▼

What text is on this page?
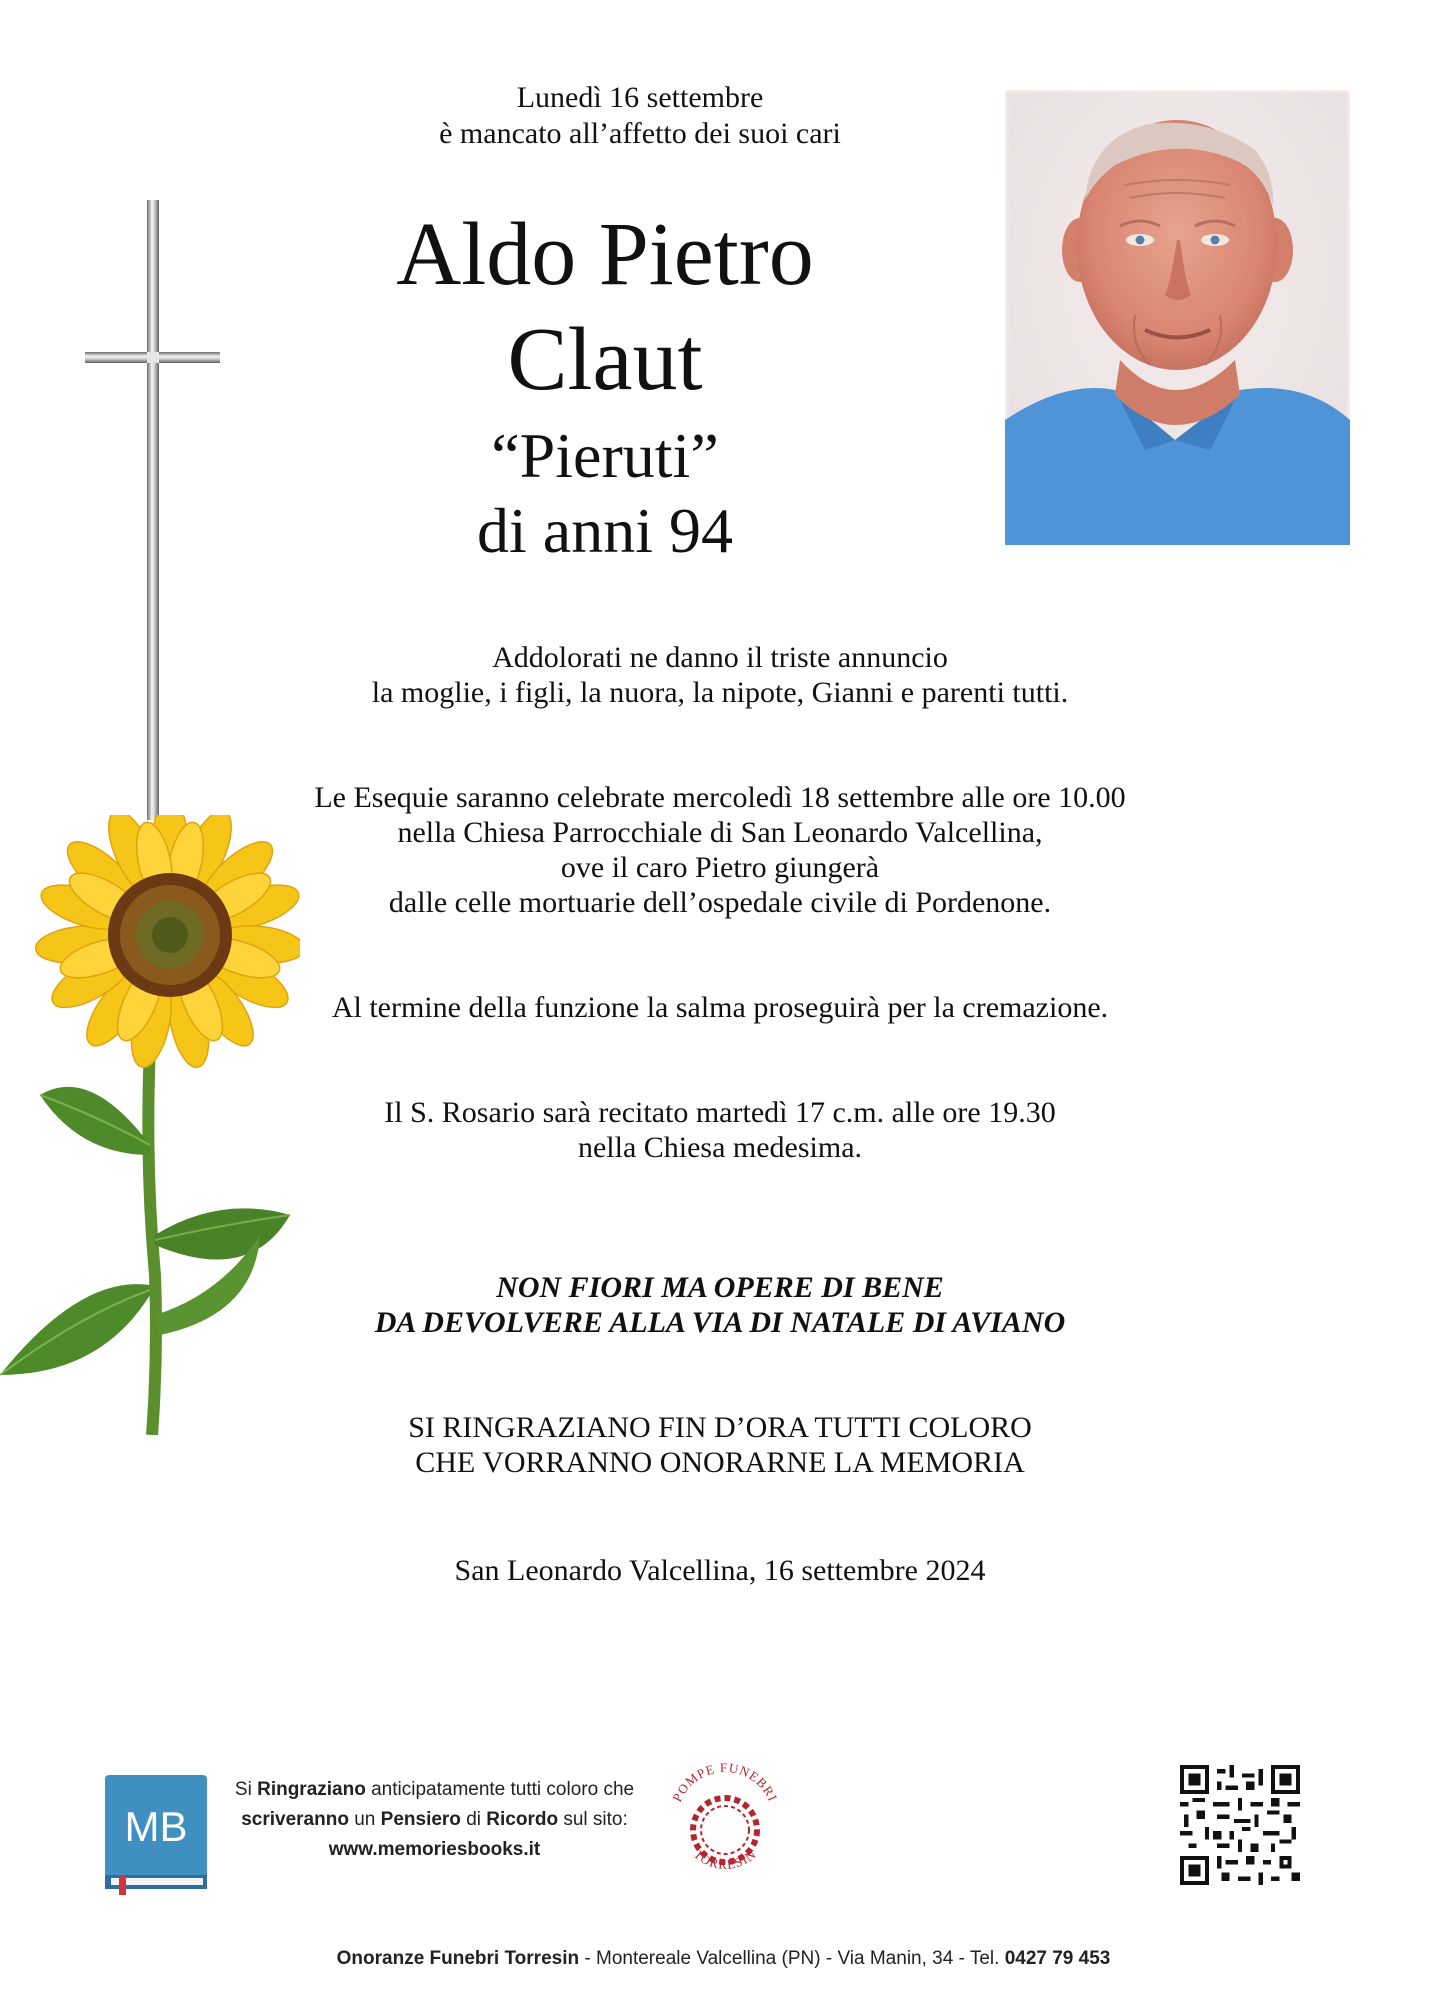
Lunedì 16 settembre
è mancato all’affetto dei suoi cari
Aldo Pietro
Claut
“Pieruti”
di anni 94
Addolorati ne danno il triste annuncio
la moglie, i figli, la nuora, la nipote, Gianni e parenti tutti.
Le Esequie saranno celebrate mercoledì 18 settembre alle ore 10.00
nella Chiesa Parrocchiale di San Leonardo Valcellina,
ove il caro Pietro giungerà
dalle celle mortuarie dell’ospedale civile di Pordenone.
Al termine della funzione la salma proseguirà per la cremazione.
Il S. Rosario sarà recitato martedì 17 c.m. alle ore 19.30
nella Chiesa medesima.
NON FIORI MA OPERE DI BENE
DA DEVOLVERE ALLA VIA DI NATALE DI AVIANO
SI RINGRAZIANO FIN D’ORA TUTTI COLORO
CHE VORRANNO ONORARNE LA MEMORIA
San Leonardo Valcellina, 16 settembre 2024
MB
Si Ringraziano anticipatamente tutti coloro che
scriveranno un Pensiero di Ricordo sul sito:
www.memoriesbooks.it
POMPE FUNEBRI
TORRESIN
Onoranze Funebri Torresin - Montereale Valcellina (PN) - Via Manin, 34 - Tel. 0427 79 453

▲

> _WHAT TO WORK ON_:
Write out the whole listing exactly, and drop the pictures.

> _SOLUTION TO THE PROBLEM_:
What text is on this page?
Lunedì 16 settembre
è mancato all’affetto dei suoi cari
Aldo Pietro
Claut
“Pieruti”
di anni 94
Addolorati ne danno il triste annuncio
la moglie, i figli, la nuora, la nipote, Gianni e parenti tutti.
Le Esequie saranno celebrate mercoledì 18 settembre alle ore 10.00
nella Chiesa Parrocchiale di San Leonardo Valcellina,
ove il caro Pietro giungerà
dalle celle mortuarie dell’ospedale civile di Pordenone.
Al termine della funzione la salma proseguirà per la cremazione.
Il S. Rosario sarà recitato martedì 17 c.m. alle ore 19.30
nella Chiesa medesima.
NON FIORI MA OPERE DI BENE
DA DEVOLVERE ALLA VIA DI NATALE DI AVIANO
SI RINGRAZIANO FIN D’ORA TUTTI COLORO
CHE VORRANNO ONORARNE LA MEMORIA
San Leonardo Valcellina, 16 settembre 2024
MB
Si Ringraziano anticipatamente tutti coloro che
scriveranno un Pensiero di Ricordo sul sito:
www.memoriesbooks.it
POMPE FUNEBRI
TORRESIN
Onoranze Funebri Torresin - Montereale Valcellina (PN) - Via Manin, 34 - Tel. 0427 79 453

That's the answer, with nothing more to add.